The problem => Output all of the records exactly as written.

— Start Raw records —

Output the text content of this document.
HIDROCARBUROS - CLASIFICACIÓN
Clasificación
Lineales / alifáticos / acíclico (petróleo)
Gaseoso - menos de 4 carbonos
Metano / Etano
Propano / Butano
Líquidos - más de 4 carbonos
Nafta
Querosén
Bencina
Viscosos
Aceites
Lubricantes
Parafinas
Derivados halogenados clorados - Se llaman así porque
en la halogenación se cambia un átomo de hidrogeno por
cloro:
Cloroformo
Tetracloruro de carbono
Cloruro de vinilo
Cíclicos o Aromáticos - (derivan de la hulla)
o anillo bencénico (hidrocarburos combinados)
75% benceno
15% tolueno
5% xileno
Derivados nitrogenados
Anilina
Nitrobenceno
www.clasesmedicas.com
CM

— End Raw records —

The solution =>
Output the text content of this document.
HIDROCARBUROS - CLASIFICACIÓN
Clasificación
Lineales / alifáticos / acíclico (petróleo)
Gaseoso - menos de 4 carbonos
Metano / Etano
Propano / Butano
Líquidos - más de 4 carbonos
Nafta
Querosén
Bencina
Viscosos
Aceites
Lubricantes
Parafinas
Derivados halogenados clorados - Se llaman así porque
en la halogenación se cambia un átomo de hidrogeno por
cloro:
Cloroformo
Tetracloruro de carbono
Cloruro de vinilo
Cíclicos o Aromáticos - (derivan de la hulla)
o anillo bencénico (hidrocarburos combinados)
75% benceno
15% tolueno
5% xileno
Derivados nitrogenados
Anilina
Nitrobenceno
www.clasesmedicas.com
CM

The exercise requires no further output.